- _EXERCISE_
Copy the data exactly; pictures stay out of the copy.
[BEGIN PROVIDED DATA]
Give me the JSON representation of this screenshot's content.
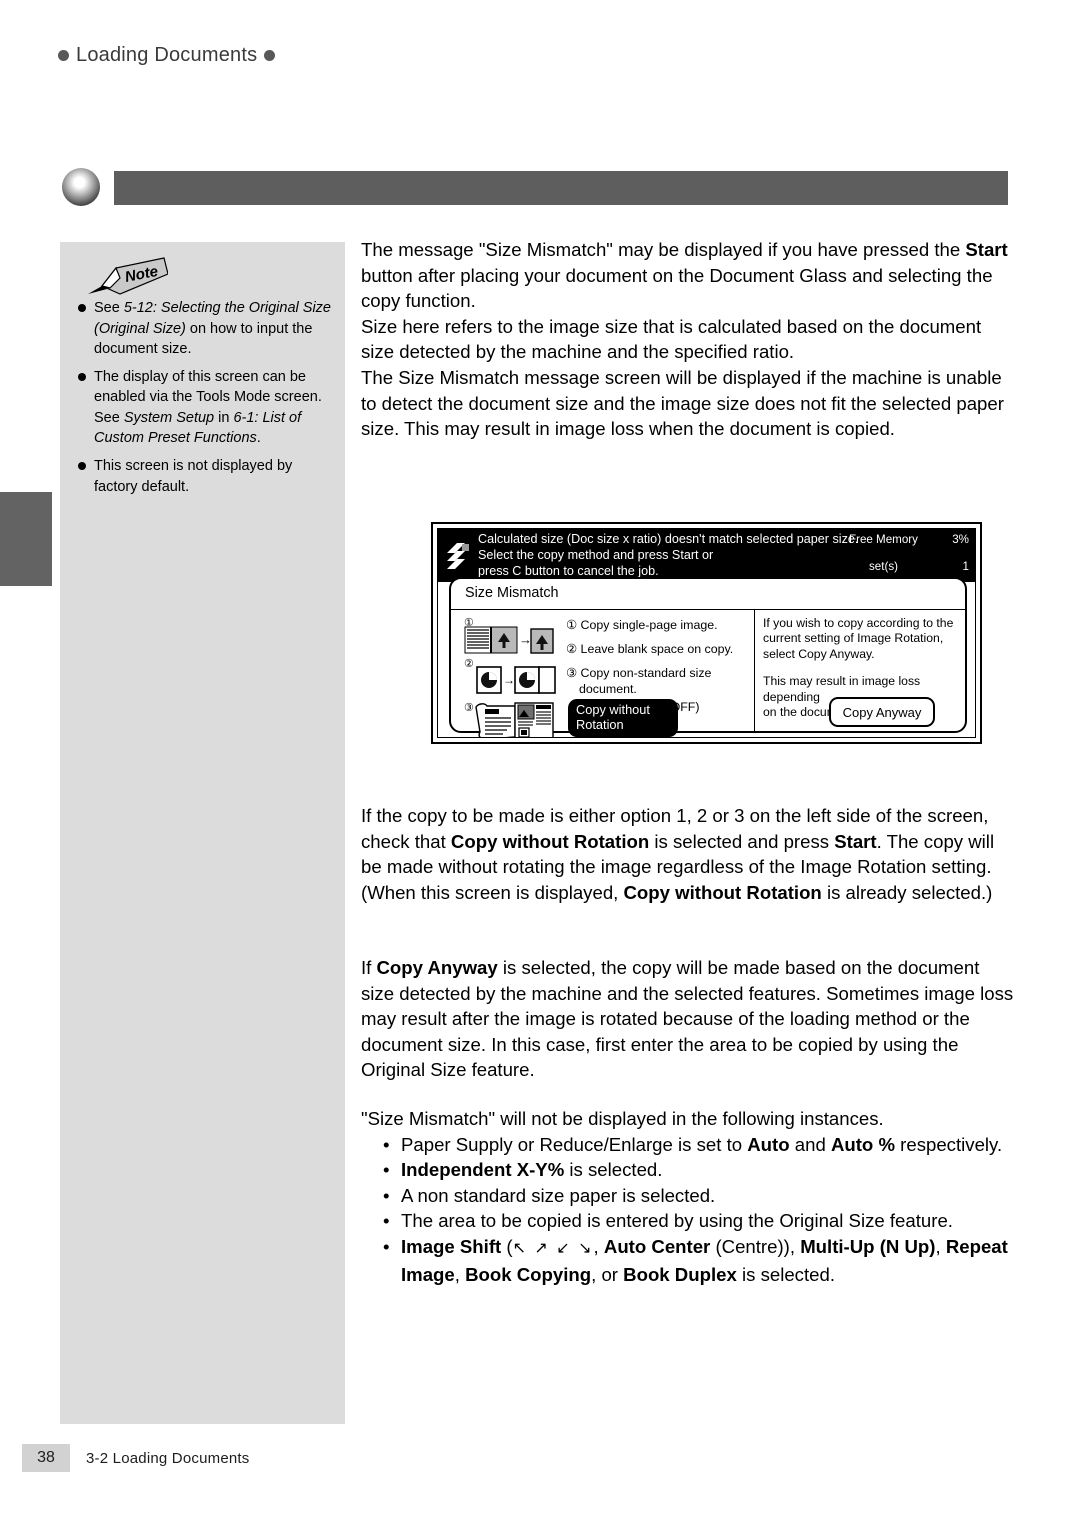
{
  "running_head": {
    "label": "Loading Documents",
    "dot_color": "#585858"
  },
  "note_panel": {
    "tag_label": "Note",
    "items": [
      {
        "parts": [
          {
            "text": "See ",
            "style": "normal"
          },
          {
            "text": "5-12: Selecting the Original Size (Original Size)",
            "style": "italic"
          },
          {
            "text": " on how to input the document size.",
            "style": "normal"
          }
        ]
      },
      {
        "parts": [
          {
            "text": "The display of this screen can be enabled via the Tools Mode screen. See ",
            "style": "normal"
          },
          {
            "text": "System Setup",
            "style": "italic"
          },
          {
            "text": " in ",
            "style": "normal"
          },
          {
            "text": "6-1: List of Custom Preset Functions",
            "style": "italic"
          },
          {
            "text": ".",
            "style": "normal"
          }
        ]
      },
      {
        "parts": [
          {
            "text": "This screen is not displayed by factory default.",
            "style": "normal"
          }
        ]
      }
    ]
  },
  "body": {
    "para1": {
      "s1": "The message \"Size Mismatch\" may be displayed if you have pressed the ",
      "bold1": "Start",
      "s2": " button after placing your document on the Document Glass and selecting the copy function."
    },
    "para2": "Size here refers to the image size that is calculated based on the document size detected by the machine and the specified ratio.",
    "para3": "The Size Mismatch message screen will be displayed if the machine is unable to detect the document size and the image size does not fit the selected paper size. This may result in image loss when the document is copied.",
    "para4": {
      "s1": "If the copy to be made is either option 1, 2 or 3 on the left side of the screen, check that ",
      "bold1": "Copy without Rotation",
      "s2": " is selected and press ",
      "bold2": "Start",
      "s3": ". The copy will be made without rotating the image regardless of the Image Rotation setting. (When this screen is displayed, ",
      "bold3": "Copy without Rotation",
      "s4": " is already selected.)"
    },
    "para5": {
      "s1": "If ",
      "bold1": "Copy Anyway",
      "s2": " is selected, the copy will be made based on the document size detected by the machine and the selected features. Sometimes image loss may result after the image is rotated because of the loading method or the document size. In this case, first enter the area to be copied by using the Original Size feature."
    },
    "para6": "\"Size Mismatch\" will not be displayed in the following instances.",
    "bullets": {
      "b1": {
        "s1": "Paper Supply or Reduce/Enlarge is set to ",
        "bold1": "Auto",
        "s2": " and ",
        "bold2": "Auto %",
        "s3": " respectively."
      },
      "b2": {
        "bold1": "Independent X-Y%",
        "s1": " is selected."
      },
      "b3": "A non standard size paper is selected.",
      "b4": "The area to be copied is entered by using the Original Size feature.",
      "b5": {
        "bold1": "Image Shift",
        "s1": " (",
        "arrows": "↖ ↗ ↙ ↘",
        "s2": ", ",
        "bold2": "Auto Center",
        "s3": " (Centre)), ",
        "bold3": "Multi-Up (N Up)",
        "s4": ", ",
        "bold4": "Repeat Image",
        "s5": ", ",
        "bold5": "Book Copying",
        "s6": ", or ",
        "bold6": "Book Duplex",
        "s7": " is selected."
      }
    }
  },
  "lcd": {
    "status_message_line1": "Calculated size (Doc size x ratio) doesn't match selected paper size.",
    "status_message_line2": "Select the copy method and press Start or",
    "status_message_line3": "press C button to cancel the job.",
    "free_memory_label": "Free Memory",
    "free_memory_value": "3%",
    "sets_label": "set(s)",
    "sets_value": "1",
    "dialog_title": "Size Mismatch",
    "options": [
      "① Copy single-page image.",
      "② Leave blank space on copy.",
      "③ Copy non-standard size",
      "document.",
      "(Image Rotation OFF)"
    ],
    "option_marks": [
      "①",
      "②",
      "③"
    ],
    "button_without_rotation_line1": "Copy without",
    "button_without_rotation_line2": "Rotation",
    "right_text_line1": "If you wish to copy according to the",
    "right_text_line2": "current setting of Image Rotation,",
    "right_text_line3": "select Copy Anyway.",
    "right_text_line4": "This may result in image loss depending",
    "right_text_line5": "on the document size.",
    "button_copy_anyway": "Copy Anyway"
  },
  "footer": {
    "page_number": "38",
    "section": "3-2  Loading Documents"
  }
}
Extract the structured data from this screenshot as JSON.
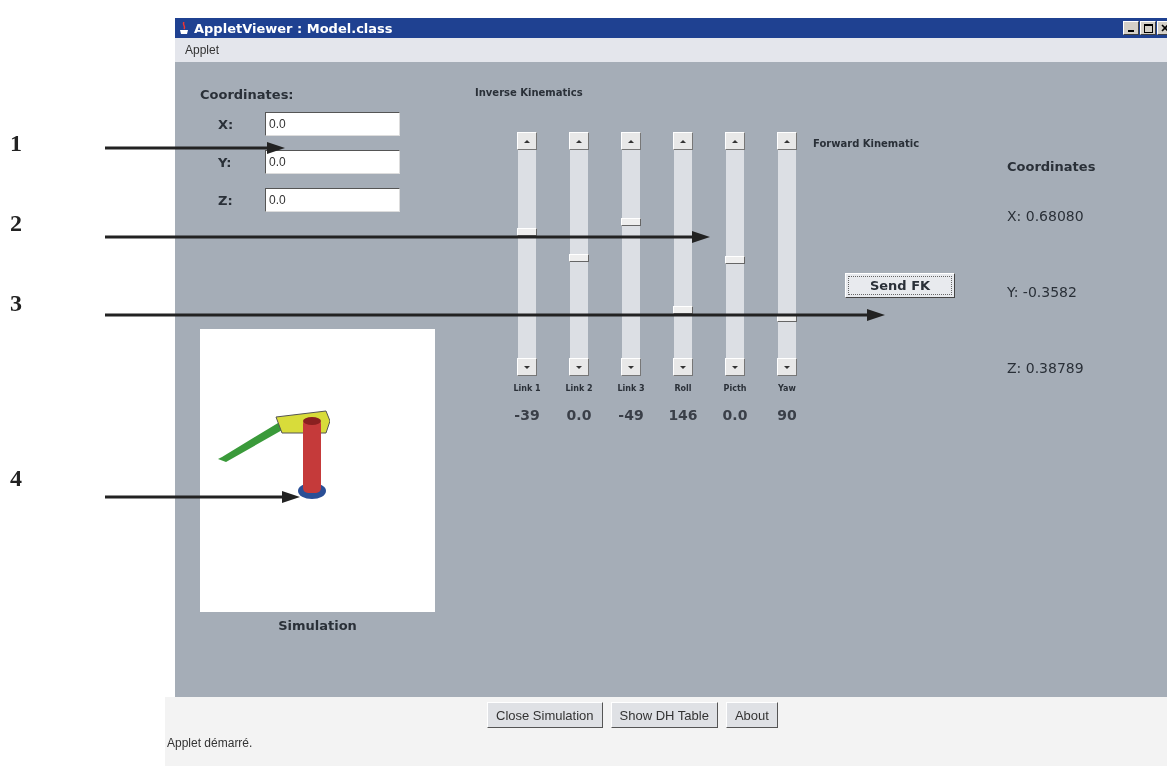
{
  "window": {
    "title": "AppletViewer : Model.class",
    "menu": [
      "Applet"
    ]
  },
  "coordinates": {
    "title": "Coordinates:",
    "fields": [
      {
        "label": "X:",
        "value": "0.0"
      },
      {
        "label": "Y:",
        "value": "0.0"
      },
      {
        "label": "Z:",
        "value": "0.0"
      }
    ]
  },
  "simulation": {
    "label": "Simulation"
  },
  "inverse_kinematics": {
    "title": "Inverse Kinematics",
    "sliders": [
      {
        "label": "Link 1",
        "level": 0.61,
        "value": "-39"
      },
      {
        "label": "Link 2",
        "level": 0.48,
        "value": "0.0"
      },
      {
        "label": "Link 3",
        "level": 0.66,
        "value": "-49"
      },
      {
        "label": "Roll",
        "level": 0.22,
        "value": "146"
      },
      {
        "label": "Picth",
        "level": 0.47,
        "value": "0.0"
      },
      {
        "label": "Yaw",
        "level": 0.18,
        "value": "90"
      }
    ]
  },
  "forward_kinematics": {
    "title": "Forward Kinematic",
    "button": "Send FK"
  },
  "result": {
    "title": "Coordinates",
    "lines": [
      "X: 0.68080",
      "Y: -0.3582",
      "Z: 0.38789"
    ]
  },
  "buttons": [
    "Close Simulation",
    "Show DH Table",
    "About"
  ],
  "status_bar": "Applet démarré.",
  "callouts": [
    "1",
    "2",
    "3",
    "4"
  ]
}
[END PROVIDED DATA]
- _REPLY TO THE TASK_
Give me the JSON representation of this screenshot's content.
{
  "running_head": {
    "label": "Loading Documents",
    "dot_color": "#585858"
  },
  "note_panel": {
    "tag_label": "Note",
    "items": [
      {
        "parts": [
          {
            "text": "See ",
            "style": "normal"
          },
          {
            "text": "5-12: Selecting the Original Size (Original Size)",
            "style": "italic"
          },
          {
            "text": " on how to input the document size.",
            "style": "normal"
          }
        ]
      },
      {
        "parts": [
          {
            "text": "The display of this screen can be enabled via the Tools Mode screen. See ",
            "style": "normal"
          },
          {
            "text": "System Setup",
            "style": "italic"
          },
          {
            "text": " in ",
            "style": "normal"
          },
          {
            "text": "6-1: List of Custom Preset Functions",
            "style": "italic"
          },
          {
            "text": ".",
            "style": "normal"
          }
        ]
      },
      {
        "parts": [
          {
            "text": "This screen is not displayed by factory default.",
            "style": "normal"
          }
        ]
      }
    ]
  },
  "body": {
    "para1": {
      "s1": "The message \"Size Mismatch\" may be displayed if you have pressed the ",
      "bold1": "Start",
      "s2": " button after placing your document on the Document Glass and selecting the copy function."
    },
    "para2": "Size here refers to the image size that is calculated based on the document size detected by the machine and the specified ratio.",
    "para3": "The Size Mismatch message screen will be displayed if the machine is unable to detect the document size and the image size does not fit the selected paper size. This may result in image loss when the document is copied.",
    "para4": {
      "s1": "If the copy to be made is either option 1, 2 or 3 on the left side of the screen, check that ",
      "bold1": "Copy without Rotation",
      "s2": " is selected and press ",
      "bold2": "Start",
      "s3": ". The copy will be made without rotating the image regardless of the Image Rotation setting. (When this screen is displayed, ",
      "bold3": "Copy without Rotation",
      "s4": " is already selected.)"
    },
    "para5": {
      "s1": "If ",
      "bold1": "Copy Anyway",
      "s2": " is selected, the copy will be made based on the document size detected by the machine and the selected features. Sometimes image loss may result after the image is rotated because of the loading method or the document size. In this case, first enter the area to be copied by using the Original Size feature."
    },
    "para6": "\"Size Mismatch\" will not be displayed in the following instances.",
    "bullets": {
      "b1": {
        "s1": "Paper Supply or Reduce/Enlarge is set to ",
        "bold1": "Auto",
        "s2": " and ",
        "bold2": "Auto %",
        "s3": " respectively."
      },
      "b2": {
        "bold1": "Independent X-Y%",
        "s1": " is selected."
      },
      "b3": "A non standard size paper is selected.",
      "b4": "The area to be copied is entered by using the Original Size feature.",
      "b5": {
        "bold1": "Image Shift",
        "s1": " (",
        "arrows": "↖ ↗ ↙ ↘",
        "s2": ", ",
        "bold2": "Auto Center",
        "s3": " (Centre)), ",
        "bold3": "Multi-Up (N Up)",
        "s4": ", ",
        "bold4": "Repeat Image",
        "s5": ", ",
        "bold5": "Book Copying",
        "s6": ", or ",
        "bold6": "Book Duplex",
        "s7": " is selected."
      }
    }
  },
  "lcd": {
    "status_message_line1": "Calculated size (Doc size x ratio) doesn't match selected paper size.",
    "status_message_line2": "Select the copy method and press Start or",
    "status_message_line3": "press C button to cancel the job.",
    "free_memory_label": "Free Memory",
    "free_memory_value": "3%",
    "sets_label": "set(s)",
    "sets_value": "1",
    "dialog_title": "Size Mismatch",
    "options": [
      "① Copy single-page image.",
      "② Leave blank space on copy.",
      "③ Copy non-standard size",
      "document.",
      "(Image Rotation OFF)"
    ],
    "option_marks": [
      "①",
      "②",
      "③"
    ],
    "button_without_rotation_line1": "Copy without",
    "button_without_rotation_line2": "Rotation",
    "right_text_line1": "If you wish to copy according to the",
    "right_text_line2": "current setting of Image Rotation,",
    "right_text_line3": "select Copy Anyway.",
    "right_text_line4": "This may result in image loss depending",
    "right_text_line5": "on the document size.",
    "button_copy_anyway": "Copy Anyway"
  },
  "footer": {
    "page_number": "38",
    "section": "3-2  Loading Documents"
  }
}
Extract the structured data from this screenshot as JSON.
{
  "window": {
    "title": "AppletViewer : Model.class",
    "menu": [
      "Applet"
    ]
  },
  "coordinates": {
    "title": "Coordinates:",
    "fields": [
      {
        "label": "X:",
        "value": "0.0"
      },
      {
        "label": "Y:",
        "value": "0.0"
      },
      {
        "label": "Z:",
        "value": "0.0"
      }
    ]
  },
  "simulation": {
    "label": "Simulation"
  },
  "inverse_kinematics": {
    "title": "Inverse Kinematics",
    "sliders": [
      {
        "label": "Link 1",
        "level": 0.61,
        "value": "-39"
      },
      {
        "label": "Link 2",
        "level": 0.48,
        "value": "0.0"
      },
      {
        "label": "Link 3",
        "level": 0.66,
        "value": "-49"
      },
      {
        "label": "Roll",
        "level": 0.22,
        "value": "146"
      },
      {
        "label": "Picth",
        "level": 0.47,
        "value": "0.0"
      },
      {
        "label": "Yaw",
        "level": 0.18,
        "value": "90"
      }
    ]
  },
  "forward_kinematics": {
    "title": "Forward Kinematic",
    "button": "Send FK"
  },
  "result": {
    "title": "Coordinates",
    "lines": [
      "X: 0.68080",
      "Y: -0.3582",
      "Z: 0.38789"
    ]
  },
  "buttons": [
    "Close Simulation",
    "Show DH Table",
    "About"
  ],
  "status_bar": "Applet démarré.",
  "callouts": [
    "1",
    "2",
    "3",
    "4"
  ]
}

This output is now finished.